[Dataset entries]

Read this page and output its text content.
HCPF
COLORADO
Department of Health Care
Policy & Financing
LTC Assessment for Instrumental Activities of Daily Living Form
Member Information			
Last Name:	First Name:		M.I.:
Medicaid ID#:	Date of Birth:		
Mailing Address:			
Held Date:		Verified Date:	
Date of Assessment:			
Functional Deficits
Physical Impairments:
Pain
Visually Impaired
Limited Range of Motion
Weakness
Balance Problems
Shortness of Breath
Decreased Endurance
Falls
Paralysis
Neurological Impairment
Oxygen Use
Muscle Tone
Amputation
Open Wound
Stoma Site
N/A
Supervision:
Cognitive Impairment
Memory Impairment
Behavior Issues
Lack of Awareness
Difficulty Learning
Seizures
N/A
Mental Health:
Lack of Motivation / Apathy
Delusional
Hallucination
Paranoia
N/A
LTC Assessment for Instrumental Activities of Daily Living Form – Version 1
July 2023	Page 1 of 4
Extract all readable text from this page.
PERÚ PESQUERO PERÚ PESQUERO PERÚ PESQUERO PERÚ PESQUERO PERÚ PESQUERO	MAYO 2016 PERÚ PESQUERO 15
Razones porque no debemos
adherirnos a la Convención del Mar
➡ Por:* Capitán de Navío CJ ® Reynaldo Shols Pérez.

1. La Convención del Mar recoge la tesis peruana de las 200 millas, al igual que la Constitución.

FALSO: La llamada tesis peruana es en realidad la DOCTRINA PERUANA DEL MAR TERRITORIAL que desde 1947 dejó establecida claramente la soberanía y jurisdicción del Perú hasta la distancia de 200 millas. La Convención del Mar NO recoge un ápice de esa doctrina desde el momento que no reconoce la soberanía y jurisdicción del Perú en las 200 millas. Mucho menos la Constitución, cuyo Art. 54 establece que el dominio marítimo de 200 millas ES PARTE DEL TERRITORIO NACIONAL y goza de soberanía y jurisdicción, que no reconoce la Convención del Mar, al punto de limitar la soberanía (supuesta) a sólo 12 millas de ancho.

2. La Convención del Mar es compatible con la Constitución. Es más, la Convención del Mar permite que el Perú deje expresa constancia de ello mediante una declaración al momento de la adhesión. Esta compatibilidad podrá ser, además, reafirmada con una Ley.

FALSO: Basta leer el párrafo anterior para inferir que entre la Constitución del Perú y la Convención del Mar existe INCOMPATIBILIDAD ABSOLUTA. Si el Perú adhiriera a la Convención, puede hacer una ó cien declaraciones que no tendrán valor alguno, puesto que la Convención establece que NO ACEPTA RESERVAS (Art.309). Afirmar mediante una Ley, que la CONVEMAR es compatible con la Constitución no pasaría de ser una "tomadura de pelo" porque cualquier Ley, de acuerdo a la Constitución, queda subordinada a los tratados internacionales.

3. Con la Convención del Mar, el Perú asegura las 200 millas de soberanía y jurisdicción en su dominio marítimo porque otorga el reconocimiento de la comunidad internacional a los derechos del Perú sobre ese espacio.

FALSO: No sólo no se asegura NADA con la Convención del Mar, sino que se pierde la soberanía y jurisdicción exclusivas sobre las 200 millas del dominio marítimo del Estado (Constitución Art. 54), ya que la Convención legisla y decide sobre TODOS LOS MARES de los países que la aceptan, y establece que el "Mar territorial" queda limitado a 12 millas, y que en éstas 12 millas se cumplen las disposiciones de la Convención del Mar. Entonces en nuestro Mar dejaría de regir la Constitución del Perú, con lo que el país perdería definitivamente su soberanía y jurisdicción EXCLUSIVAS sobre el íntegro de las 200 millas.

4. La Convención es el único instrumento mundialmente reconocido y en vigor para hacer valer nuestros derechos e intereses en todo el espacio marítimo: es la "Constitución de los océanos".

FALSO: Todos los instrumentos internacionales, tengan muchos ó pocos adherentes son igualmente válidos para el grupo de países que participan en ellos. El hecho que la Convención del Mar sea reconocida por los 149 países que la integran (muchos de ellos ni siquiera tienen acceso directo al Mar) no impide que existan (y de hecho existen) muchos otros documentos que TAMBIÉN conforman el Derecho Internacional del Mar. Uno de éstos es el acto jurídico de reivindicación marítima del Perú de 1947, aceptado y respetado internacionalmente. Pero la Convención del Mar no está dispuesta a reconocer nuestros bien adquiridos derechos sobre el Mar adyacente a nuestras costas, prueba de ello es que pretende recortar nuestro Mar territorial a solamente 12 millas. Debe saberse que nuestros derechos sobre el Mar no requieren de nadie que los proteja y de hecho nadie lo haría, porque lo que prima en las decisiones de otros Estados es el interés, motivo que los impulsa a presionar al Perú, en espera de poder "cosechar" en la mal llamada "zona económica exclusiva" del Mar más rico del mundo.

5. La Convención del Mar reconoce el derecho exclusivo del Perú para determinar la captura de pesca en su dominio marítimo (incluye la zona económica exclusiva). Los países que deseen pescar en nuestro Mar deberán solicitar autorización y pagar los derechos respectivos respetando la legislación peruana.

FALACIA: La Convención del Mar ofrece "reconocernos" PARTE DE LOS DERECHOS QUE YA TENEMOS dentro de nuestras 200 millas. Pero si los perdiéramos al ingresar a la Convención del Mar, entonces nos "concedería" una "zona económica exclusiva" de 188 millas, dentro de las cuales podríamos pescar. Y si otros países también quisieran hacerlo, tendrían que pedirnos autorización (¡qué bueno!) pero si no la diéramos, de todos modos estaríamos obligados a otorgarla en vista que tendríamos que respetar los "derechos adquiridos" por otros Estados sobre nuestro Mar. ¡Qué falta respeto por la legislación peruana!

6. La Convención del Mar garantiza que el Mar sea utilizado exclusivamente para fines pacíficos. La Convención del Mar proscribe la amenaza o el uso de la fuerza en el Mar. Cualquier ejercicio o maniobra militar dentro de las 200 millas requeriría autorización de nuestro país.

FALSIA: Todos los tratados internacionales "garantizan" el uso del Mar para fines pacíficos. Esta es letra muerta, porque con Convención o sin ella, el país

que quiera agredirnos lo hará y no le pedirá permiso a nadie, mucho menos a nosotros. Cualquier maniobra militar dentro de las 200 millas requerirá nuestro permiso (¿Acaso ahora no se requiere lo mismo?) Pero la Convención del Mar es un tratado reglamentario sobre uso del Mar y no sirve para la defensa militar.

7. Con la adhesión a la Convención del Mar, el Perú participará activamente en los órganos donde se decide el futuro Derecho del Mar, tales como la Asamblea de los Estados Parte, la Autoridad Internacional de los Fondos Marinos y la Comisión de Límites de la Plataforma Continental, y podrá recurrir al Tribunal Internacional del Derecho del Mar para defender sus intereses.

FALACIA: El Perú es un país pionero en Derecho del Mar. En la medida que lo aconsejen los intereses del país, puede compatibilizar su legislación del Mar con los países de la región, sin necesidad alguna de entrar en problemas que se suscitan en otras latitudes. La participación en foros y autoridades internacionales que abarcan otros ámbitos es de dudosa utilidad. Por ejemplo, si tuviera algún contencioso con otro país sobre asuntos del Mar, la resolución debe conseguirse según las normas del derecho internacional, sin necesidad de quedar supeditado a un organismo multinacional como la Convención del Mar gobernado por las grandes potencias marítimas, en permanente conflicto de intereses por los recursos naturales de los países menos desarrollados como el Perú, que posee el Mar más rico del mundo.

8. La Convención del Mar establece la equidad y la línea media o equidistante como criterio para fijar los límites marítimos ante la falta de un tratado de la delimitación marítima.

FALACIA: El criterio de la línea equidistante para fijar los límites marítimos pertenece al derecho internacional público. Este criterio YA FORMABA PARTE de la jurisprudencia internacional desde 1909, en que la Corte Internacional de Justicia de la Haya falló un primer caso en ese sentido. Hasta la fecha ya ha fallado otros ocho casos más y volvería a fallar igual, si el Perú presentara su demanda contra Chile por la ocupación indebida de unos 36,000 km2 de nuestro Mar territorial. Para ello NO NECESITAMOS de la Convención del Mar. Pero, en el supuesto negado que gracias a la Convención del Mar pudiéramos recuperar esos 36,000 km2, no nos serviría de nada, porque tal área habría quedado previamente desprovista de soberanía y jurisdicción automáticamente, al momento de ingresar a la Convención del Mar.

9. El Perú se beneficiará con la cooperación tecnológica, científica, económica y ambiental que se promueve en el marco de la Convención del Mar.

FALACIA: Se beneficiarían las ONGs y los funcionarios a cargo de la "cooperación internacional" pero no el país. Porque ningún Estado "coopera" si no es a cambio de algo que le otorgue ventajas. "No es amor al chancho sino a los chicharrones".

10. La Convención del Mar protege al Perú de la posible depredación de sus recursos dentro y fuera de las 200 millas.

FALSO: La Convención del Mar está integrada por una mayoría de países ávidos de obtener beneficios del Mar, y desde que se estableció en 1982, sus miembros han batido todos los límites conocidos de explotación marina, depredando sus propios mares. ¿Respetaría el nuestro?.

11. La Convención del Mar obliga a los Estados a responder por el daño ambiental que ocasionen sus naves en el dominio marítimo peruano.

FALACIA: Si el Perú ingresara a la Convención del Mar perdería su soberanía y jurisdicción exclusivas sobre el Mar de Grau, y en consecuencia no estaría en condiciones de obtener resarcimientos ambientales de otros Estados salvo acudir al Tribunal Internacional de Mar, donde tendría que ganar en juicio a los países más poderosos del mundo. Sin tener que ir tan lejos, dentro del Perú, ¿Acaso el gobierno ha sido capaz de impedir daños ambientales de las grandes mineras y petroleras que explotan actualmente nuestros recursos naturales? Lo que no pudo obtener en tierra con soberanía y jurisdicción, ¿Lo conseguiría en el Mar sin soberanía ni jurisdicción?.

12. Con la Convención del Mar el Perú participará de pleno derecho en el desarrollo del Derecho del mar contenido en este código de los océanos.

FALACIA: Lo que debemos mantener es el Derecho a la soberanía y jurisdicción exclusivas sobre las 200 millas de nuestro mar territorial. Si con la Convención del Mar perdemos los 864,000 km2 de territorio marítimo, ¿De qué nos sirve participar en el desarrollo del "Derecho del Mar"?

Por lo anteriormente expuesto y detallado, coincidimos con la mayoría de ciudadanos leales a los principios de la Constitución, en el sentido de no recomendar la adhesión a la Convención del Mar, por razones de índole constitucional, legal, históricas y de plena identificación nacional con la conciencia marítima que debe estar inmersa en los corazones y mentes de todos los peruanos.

- **TASK REQUIREMENTS**:
Identify the lines above with the word "decide". Copy them.

- **RESULT FOR THIS EXERCISE**:
FALSO: No sólo no se asegura NADA con la Convención del Mar, sino que se pierde la soberanía y jurisdicción exclusivas sobre las 200 millas del dominio marítimo del Estado (Constitución Art. 54), ya que la Convención legisla y decide sobre TODOS LOS MARES de los países que la aceptan, y establece que el "Mar territorial" queda limitado a 12 millas, y que en éstas 12 millas se cumplen las disposiciones de la Convención del Mar. Entonces en nuestro Mar dejaría de regir la Constitución del Perú, con lo que el país perdería definitivamente su soberanía y jurisdicción EXCLUSIVAS sobre el íntegro de las 200 millas.
7. Con la adhesión a la Convención del Mar, el Perú participará activamente en los órganos donde se decide el futuro Derecho del Mar, tales como la Asamblea de los Estados Parte, la Autoridad Internacional de los Fondos Marinos y la Comisión de Límites de la Plataforma Continental, y podrá recurrir al Tribunal Internacional del Derecho del Mar para defender sus intereses.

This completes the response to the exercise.